╭─ INFORMATION PROVIDED

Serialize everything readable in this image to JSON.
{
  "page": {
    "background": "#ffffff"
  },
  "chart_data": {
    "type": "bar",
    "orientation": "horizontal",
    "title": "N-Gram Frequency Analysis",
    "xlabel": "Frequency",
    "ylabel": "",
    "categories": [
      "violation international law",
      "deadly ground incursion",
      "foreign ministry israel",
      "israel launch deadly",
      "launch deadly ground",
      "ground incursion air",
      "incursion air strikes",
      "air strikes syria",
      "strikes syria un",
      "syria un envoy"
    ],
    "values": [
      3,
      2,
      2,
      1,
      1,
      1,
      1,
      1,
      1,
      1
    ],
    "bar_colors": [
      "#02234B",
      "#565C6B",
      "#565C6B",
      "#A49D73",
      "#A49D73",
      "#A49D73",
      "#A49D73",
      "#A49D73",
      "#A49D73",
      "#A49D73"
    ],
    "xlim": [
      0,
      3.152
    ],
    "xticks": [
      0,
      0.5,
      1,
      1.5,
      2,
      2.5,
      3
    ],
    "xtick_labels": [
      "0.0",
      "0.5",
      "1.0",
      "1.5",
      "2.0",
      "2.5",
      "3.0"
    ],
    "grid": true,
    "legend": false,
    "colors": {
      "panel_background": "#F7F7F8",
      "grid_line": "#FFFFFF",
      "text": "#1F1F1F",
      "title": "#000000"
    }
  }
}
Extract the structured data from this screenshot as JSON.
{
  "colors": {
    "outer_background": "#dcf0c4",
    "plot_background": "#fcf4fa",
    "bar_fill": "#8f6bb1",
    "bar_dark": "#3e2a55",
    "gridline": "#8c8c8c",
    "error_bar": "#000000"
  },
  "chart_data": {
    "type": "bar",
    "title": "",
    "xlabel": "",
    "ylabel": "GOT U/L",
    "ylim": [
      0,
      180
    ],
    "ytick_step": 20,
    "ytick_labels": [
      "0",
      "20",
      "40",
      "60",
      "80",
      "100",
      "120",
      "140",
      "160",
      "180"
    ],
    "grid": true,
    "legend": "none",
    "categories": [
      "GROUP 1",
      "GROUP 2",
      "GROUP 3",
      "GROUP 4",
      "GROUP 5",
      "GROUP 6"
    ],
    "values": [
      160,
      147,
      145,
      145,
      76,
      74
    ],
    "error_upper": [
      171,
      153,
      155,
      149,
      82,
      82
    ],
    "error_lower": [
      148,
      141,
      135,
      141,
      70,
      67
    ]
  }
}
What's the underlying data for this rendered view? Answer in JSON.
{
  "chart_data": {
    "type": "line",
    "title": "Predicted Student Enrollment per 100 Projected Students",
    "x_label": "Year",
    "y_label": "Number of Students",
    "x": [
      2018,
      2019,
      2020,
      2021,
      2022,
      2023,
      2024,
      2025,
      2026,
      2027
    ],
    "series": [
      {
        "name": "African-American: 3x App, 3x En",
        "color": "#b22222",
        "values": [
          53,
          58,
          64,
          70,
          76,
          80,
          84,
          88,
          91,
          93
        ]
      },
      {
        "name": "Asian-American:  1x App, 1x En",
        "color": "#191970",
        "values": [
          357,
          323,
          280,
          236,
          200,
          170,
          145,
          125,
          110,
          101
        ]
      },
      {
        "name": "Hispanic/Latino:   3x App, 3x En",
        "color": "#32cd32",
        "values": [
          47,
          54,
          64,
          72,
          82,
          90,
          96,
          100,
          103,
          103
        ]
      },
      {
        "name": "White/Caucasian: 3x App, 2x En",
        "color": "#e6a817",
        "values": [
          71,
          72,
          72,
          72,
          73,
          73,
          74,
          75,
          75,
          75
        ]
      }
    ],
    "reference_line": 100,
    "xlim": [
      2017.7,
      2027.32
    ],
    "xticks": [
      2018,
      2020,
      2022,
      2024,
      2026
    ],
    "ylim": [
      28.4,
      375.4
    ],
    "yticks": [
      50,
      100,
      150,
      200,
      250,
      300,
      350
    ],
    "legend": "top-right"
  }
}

╰─

§ **EXERCISE INSTRUCTIONS**
Extract every line containing the string "incursion" from the data above.

§ **RESULT**
      "deadly ground incursion",
      "ground incursion air",
      "incursion air strikes",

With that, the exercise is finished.